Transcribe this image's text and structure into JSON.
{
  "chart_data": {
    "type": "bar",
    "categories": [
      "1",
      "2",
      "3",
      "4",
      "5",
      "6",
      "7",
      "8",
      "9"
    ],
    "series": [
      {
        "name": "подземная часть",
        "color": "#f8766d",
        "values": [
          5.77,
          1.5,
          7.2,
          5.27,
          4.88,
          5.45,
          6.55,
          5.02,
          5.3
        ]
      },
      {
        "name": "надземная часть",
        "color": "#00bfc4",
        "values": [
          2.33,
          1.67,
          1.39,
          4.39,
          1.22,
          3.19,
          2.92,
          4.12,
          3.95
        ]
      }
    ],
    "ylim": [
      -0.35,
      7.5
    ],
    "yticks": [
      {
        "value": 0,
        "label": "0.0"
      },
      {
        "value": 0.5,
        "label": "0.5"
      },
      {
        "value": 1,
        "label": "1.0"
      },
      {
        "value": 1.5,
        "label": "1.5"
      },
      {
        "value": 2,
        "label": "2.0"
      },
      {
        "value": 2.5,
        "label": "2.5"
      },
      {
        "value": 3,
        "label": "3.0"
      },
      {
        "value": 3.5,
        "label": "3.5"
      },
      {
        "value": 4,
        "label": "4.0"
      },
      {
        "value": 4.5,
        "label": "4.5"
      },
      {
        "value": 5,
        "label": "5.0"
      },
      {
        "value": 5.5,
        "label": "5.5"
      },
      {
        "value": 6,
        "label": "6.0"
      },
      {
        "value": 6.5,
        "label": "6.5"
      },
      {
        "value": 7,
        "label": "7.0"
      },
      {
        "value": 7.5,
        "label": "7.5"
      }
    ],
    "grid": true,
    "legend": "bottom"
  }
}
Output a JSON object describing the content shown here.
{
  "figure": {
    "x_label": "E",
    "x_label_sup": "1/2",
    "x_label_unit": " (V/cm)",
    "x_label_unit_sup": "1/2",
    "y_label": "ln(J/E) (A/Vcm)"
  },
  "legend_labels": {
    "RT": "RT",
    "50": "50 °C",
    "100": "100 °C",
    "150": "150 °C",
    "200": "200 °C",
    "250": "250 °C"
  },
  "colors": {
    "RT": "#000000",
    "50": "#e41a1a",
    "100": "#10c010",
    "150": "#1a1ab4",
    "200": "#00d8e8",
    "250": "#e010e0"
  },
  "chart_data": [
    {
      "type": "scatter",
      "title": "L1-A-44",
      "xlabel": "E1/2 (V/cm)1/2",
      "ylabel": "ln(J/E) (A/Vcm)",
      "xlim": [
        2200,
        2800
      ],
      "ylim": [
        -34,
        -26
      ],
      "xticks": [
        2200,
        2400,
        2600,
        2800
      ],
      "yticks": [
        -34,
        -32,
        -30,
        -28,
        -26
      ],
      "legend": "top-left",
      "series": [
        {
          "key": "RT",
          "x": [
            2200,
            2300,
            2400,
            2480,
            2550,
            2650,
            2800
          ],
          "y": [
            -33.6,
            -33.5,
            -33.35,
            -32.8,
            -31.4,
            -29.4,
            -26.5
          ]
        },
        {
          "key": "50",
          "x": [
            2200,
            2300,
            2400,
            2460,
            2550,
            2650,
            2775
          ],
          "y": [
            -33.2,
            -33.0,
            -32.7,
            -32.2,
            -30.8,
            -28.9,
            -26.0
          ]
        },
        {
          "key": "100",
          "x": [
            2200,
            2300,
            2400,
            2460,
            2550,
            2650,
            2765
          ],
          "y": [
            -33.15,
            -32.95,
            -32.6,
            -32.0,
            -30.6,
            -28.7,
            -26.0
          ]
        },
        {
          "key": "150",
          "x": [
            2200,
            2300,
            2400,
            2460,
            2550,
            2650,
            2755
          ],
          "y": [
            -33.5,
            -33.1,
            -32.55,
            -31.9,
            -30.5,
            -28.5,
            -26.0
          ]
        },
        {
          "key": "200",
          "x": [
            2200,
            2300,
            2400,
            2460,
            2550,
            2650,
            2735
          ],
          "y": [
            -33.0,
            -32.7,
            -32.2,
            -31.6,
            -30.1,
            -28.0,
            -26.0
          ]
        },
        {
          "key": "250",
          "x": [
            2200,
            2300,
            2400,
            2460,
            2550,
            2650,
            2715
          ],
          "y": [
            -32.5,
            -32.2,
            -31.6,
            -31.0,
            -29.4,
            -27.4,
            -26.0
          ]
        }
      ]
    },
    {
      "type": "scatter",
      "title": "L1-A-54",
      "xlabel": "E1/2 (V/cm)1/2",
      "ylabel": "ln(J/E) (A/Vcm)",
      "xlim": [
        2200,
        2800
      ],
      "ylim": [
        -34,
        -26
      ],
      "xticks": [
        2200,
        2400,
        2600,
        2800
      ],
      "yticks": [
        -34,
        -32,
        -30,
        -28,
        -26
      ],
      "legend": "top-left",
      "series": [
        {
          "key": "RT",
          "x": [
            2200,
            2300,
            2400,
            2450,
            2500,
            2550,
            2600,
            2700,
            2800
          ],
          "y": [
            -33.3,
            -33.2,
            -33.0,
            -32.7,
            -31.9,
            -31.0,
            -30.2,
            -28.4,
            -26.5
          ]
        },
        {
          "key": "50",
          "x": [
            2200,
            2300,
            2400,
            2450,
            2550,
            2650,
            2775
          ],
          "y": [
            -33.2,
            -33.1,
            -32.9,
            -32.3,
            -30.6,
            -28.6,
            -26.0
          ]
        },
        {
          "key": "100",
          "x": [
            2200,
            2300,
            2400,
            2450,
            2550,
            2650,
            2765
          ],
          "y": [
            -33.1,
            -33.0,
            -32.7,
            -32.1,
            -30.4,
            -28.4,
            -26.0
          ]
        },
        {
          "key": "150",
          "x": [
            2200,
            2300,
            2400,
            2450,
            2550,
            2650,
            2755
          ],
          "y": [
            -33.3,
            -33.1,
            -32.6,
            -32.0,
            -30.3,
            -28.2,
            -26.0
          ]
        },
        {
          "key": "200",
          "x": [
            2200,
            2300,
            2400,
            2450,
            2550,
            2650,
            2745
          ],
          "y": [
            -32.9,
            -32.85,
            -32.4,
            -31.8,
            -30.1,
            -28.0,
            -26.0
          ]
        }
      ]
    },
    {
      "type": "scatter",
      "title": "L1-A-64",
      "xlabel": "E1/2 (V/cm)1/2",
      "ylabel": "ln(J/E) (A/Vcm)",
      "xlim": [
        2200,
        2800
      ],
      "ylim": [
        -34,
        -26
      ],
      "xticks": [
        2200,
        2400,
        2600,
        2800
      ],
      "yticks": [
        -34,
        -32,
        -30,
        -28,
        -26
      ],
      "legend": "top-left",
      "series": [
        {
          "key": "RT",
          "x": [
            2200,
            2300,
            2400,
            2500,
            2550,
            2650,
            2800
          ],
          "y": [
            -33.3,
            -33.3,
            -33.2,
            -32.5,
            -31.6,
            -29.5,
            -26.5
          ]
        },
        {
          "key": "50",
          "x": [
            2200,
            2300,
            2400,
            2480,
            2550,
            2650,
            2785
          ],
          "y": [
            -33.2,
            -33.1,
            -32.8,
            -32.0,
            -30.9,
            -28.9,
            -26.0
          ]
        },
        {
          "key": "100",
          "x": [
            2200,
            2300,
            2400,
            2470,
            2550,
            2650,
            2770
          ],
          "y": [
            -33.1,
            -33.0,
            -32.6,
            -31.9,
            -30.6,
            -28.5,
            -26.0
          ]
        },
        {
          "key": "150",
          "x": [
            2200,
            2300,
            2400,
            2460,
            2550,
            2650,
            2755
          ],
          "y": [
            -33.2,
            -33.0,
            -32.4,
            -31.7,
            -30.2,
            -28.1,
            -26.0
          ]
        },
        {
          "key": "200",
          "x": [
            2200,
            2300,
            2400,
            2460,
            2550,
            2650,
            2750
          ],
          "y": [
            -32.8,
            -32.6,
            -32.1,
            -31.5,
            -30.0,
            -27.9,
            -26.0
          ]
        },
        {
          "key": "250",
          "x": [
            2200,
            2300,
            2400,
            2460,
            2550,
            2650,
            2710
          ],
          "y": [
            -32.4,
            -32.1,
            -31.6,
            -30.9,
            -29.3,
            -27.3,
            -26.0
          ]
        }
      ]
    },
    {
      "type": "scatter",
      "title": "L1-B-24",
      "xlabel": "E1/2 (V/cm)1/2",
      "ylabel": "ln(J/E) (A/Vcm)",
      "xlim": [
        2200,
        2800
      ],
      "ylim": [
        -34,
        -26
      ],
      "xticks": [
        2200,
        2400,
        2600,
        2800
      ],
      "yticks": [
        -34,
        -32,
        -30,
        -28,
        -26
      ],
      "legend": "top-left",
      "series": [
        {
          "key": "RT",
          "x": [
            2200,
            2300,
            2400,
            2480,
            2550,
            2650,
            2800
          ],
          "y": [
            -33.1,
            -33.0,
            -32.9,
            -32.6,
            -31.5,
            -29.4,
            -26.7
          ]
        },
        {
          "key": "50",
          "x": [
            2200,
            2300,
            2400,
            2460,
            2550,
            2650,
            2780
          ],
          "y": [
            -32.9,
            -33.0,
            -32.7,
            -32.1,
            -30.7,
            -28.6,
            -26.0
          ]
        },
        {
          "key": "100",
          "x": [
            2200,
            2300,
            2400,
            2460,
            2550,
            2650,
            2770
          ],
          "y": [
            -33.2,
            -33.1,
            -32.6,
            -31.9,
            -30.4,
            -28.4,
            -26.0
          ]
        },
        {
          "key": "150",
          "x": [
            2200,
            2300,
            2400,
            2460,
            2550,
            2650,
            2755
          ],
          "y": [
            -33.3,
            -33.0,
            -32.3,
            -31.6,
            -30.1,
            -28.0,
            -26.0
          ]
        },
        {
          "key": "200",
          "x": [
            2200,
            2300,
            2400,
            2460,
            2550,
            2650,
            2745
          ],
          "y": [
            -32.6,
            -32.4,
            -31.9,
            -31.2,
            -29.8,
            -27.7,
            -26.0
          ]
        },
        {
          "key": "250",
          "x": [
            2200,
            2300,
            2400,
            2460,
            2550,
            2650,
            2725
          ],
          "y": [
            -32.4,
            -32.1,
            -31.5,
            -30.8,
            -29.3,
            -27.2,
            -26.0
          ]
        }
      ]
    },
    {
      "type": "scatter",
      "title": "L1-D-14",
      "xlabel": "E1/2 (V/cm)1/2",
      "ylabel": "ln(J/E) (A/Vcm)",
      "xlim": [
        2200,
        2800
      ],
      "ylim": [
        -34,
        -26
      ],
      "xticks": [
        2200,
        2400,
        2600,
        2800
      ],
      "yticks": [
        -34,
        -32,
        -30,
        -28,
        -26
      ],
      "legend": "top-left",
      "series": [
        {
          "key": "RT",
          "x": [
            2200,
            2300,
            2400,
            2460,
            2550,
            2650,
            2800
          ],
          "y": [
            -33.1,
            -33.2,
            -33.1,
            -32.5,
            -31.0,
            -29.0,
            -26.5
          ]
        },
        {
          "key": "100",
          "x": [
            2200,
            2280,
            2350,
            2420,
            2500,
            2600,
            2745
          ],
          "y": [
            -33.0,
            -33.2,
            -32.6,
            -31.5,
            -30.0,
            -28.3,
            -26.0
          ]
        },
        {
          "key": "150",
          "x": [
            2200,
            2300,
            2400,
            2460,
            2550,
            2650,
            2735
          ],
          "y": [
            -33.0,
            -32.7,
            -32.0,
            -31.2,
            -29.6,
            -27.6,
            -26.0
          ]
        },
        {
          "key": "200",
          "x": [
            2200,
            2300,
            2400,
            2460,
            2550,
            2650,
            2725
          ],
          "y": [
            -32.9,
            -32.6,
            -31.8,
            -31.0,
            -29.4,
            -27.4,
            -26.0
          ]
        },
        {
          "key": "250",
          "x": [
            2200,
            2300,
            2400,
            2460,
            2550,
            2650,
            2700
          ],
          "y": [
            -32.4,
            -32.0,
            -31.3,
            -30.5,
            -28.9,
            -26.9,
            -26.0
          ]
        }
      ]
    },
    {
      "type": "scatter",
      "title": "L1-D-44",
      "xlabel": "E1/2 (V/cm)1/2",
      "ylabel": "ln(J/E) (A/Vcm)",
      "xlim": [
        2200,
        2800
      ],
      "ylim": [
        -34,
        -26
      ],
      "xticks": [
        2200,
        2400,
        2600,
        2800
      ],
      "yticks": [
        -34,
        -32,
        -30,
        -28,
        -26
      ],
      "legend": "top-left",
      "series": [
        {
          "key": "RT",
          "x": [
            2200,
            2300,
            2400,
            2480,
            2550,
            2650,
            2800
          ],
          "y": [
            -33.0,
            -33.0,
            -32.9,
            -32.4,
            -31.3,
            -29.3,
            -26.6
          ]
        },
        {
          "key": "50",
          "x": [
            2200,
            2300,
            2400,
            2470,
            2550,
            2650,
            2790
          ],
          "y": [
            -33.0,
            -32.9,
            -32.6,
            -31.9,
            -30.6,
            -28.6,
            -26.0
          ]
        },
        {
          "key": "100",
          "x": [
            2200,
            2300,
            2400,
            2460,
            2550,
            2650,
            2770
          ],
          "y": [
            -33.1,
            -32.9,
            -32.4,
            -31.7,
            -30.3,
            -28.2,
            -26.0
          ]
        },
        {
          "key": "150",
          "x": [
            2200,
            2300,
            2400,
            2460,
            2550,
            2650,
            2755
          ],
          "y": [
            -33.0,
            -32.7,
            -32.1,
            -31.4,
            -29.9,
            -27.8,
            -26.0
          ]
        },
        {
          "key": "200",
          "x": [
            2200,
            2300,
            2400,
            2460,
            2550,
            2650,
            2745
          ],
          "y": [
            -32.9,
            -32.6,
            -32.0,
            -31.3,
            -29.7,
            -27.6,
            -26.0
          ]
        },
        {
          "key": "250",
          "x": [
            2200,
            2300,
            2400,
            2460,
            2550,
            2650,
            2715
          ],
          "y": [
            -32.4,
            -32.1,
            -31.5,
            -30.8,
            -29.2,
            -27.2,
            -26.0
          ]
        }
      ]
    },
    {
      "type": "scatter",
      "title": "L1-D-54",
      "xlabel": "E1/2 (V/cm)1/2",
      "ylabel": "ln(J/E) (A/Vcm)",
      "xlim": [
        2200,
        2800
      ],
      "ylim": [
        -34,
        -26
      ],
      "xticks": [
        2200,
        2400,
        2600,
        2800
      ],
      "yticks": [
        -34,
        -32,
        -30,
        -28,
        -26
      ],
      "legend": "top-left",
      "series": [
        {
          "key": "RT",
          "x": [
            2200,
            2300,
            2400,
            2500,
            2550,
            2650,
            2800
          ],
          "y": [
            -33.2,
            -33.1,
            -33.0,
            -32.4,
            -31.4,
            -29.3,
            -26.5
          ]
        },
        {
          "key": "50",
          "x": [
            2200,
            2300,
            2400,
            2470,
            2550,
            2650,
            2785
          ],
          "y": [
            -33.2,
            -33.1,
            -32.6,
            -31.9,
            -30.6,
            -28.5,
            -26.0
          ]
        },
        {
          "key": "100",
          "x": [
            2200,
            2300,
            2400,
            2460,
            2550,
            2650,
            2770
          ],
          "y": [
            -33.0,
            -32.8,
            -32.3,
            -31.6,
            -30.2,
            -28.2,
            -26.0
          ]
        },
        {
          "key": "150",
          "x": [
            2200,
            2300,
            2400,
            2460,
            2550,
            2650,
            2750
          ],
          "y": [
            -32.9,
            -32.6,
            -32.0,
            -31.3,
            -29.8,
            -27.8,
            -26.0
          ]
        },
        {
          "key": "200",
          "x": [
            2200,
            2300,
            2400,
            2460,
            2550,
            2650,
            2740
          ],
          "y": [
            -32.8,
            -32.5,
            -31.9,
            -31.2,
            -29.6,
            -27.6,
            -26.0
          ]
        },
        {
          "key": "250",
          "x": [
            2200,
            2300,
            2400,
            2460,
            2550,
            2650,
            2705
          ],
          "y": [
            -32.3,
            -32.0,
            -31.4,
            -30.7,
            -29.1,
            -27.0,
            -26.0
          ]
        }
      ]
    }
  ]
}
-=-=-=-=-
Read through the data and copy every line where "JSON" shows up.

**THE OUTPUT**
Transcribe this image's text and structure into JSON.
Output a JSON object describing the content shown here.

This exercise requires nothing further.